DOCUMENT SEGMENT start

If `stat()` is expensive, can you imagine the cost of running a program to determine the file type?
Jonathan Leffler
(1) I didn't say to run the program. I mean detecting a file type can be done by its first bytes ("signature") if Helper really needs to know the type. It's a tradeoff to consider. (2) But if the extension is trusted, or sufficient, then it can be used without opening the file as previously suggested. Note that he said "any alternative".
Etamar L.
The cost of determining file type is immense compared with a stat call. Also the OP refers to unix file type, not mime type.
Matt Joiner
+5  A: 

The alternative is fstat() if you already have the file open (so you have a file descriptor for it). Or lstat() if you want to find out about symbolic links rather than the file the symlink points to.

I think the man page is exaggerating the cost; it is not much worse than any other system call that has to resolve the name of the file into an inode. It is more costly than getpid(); it is less costly than open().

Jonathan Leffler
The manpage's note about the expense of stat isn't so much saying to use something besides stat; it's implying that you should try to avoid unnecessary calls to stat.
Jefromi
Indeed... in fact, if you look at straces of some linux programs, you'll see quite a few stat calls.
jpalecek
The typical process stat's everything constantly. Especially those that wrap or are built on a layer on top of C. They generate constant stat calls to "check" things are as they expected etc. Even hitting "tab" on an autocompleting terminal generates piles of stat calls.
Matt Joiner
+2  A: 

The "file type" that stat() gives you is whether the file is a regular file or something like a device file or directory, among other things like its size and inode number. If that's what you need to know, then you must use stat().

If what you actually need to know is the type of the file's contents -- e.g. text file, JPEG image, MP3 audio -- then you have two options. You can guess based on the filename extension (if it ends in ".mp3", the file probably contains MP3 audio), or you can use libmagic, which actually opens the file and reads some of its contents to figure out what it is. The libmagic approach is more expensive (if you're trying to avoid stat(), you probably want to avoid open() too), but less prone to error (in case that ".mp3" file is actually a JPEG image, for example).

Wyzard
+2  A: 

Under Linux with some filesystems the file type (regular, char device, block device, directory, pipe, sym link, ...) is stored in the linux_dirent struct, which is what the kernel supplies applications directory entries in via the getdents system call. If the only thing in the stat structure you needed was the file type and you needed to get that for all or many entries of a directory, you could use getdents directly (rather than readdir) and attempt to get the file type out of that, only using stat if you found an invalid file type in linux_dirent. Depending on the your application's filesystem usage pattern this could be faster than using stat if you are using Linux, but stat should be fast in many cases.

DOCUMENT SEGMENT end
DATA FOR PROCESSING start

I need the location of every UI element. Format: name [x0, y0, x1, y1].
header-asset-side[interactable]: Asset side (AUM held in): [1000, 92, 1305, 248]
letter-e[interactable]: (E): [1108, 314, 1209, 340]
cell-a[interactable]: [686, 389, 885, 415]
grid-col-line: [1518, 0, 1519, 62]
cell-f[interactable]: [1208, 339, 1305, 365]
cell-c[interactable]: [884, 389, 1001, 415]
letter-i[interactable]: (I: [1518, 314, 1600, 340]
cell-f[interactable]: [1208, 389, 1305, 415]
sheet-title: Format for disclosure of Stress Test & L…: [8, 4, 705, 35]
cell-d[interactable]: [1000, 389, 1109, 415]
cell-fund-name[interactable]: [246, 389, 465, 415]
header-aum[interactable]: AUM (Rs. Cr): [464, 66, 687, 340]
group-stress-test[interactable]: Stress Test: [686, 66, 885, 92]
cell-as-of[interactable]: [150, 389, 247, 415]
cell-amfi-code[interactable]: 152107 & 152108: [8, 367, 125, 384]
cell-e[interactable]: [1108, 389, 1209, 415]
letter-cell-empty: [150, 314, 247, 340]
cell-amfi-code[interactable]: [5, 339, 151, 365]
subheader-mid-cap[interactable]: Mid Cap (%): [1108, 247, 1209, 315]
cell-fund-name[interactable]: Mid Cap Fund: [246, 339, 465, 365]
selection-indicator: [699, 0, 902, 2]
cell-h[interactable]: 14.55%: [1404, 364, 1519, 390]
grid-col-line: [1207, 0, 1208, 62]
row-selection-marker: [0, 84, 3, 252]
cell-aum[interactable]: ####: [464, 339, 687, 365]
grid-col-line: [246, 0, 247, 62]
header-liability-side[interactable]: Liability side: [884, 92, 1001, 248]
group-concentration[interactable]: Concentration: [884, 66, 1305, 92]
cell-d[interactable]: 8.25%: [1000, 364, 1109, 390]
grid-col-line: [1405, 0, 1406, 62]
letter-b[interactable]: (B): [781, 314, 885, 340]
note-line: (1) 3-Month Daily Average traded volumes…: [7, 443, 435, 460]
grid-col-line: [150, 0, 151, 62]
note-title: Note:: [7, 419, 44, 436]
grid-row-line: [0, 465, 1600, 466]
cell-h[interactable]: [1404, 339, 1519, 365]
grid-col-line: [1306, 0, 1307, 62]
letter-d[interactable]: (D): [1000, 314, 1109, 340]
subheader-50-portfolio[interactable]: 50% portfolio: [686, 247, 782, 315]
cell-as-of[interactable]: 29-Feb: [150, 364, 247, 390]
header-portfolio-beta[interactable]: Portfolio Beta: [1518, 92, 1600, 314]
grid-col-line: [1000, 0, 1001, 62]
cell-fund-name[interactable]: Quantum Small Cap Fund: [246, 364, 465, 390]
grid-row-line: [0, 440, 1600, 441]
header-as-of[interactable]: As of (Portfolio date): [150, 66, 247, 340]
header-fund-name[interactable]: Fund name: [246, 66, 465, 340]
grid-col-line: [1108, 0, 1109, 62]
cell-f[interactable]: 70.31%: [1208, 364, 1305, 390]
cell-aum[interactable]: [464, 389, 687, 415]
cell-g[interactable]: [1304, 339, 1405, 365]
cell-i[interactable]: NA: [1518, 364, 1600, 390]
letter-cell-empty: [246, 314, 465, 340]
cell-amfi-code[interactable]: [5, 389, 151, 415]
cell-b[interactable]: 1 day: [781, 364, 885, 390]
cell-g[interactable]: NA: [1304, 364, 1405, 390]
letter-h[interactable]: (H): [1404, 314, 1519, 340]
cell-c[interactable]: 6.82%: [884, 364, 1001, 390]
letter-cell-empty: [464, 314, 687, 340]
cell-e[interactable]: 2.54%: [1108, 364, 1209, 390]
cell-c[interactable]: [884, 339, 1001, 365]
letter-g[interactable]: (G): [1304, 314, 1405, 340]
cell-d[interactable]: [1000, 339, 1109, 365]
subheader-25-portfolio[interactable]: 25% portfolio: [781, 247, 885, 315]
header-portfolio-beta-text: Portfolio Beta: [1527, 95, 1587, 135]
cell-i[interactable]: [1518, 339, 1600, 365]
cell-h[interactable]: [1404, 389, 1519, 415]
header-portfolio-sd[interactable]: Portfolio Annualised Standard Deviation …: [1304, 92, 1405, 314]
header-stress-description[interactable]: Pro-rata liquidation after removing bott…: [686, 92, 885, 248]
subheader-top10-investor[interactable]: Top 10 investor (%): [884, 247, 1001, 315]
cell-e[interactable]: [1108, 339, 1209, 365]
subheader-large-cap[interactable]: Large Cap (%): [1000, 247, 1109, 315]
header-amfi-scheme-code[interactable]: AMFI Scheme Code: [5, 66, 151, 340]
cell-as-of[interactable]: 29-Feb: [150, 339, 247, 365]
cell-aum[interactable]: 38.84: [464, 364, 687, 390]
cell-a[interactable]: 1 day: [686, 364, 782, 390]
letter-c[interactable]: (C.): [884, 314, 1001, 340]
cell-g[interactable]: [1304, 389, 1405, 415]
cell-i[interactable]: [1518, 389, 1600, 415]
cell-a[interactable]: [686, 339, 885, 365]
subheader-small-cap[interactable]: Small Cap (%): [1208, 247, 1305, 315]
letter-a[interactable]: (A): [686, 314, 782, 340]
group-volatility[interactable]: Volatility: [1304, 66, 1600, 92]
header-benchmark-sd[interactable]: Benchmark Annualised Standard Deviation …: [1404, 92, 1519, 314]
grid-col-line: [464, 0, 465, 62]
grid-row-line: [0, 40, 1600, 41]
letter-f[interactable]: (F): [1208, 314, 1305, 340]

DATA FOR PROCESSING end

JOBS:
1 > Answer these about the thread on the cost of stat():
(a) Which call is offered as the alternative when the file is already open?
(b) How does libmagic work out what a file contains?
(c) In Linux, which struct holds the file type on some filesystems?
2 > Transcribe the records from their first line through the line that contains "sheet-title: Format for".
The records are unrelated to the text.

SOLUTIONS BELOW:
1 >
(a) fstat()
(b) It opens the file and reads some of its contents.
(c) The linux_dirent struct

2 >
I need the location of every UI element. Format: name [x0, y0, x1, y1].
header-asset-side[interactable]: Asset side (AUM held in): [1000, 92, 1305, 248]
letter-e[interactable]: (E): [1108, 314, 1209, 340]
cell-a[interactable]: [686, 389, 885, 415]
grid-col-line: [1518, 0, 1519, 62]
cell-f[interactable]: [1208, 339, 1305, 365]
cell-c[interactable]: [884, 389, 1001, 415]
letter-i[interactable]: (I: [1518, 314, 1600, 340]
cell-f[interactable]: [1208, 389, 1305, 415]
sheet-title: Format for disclosure of Stress Test & L…: [8, 4, 705, 35]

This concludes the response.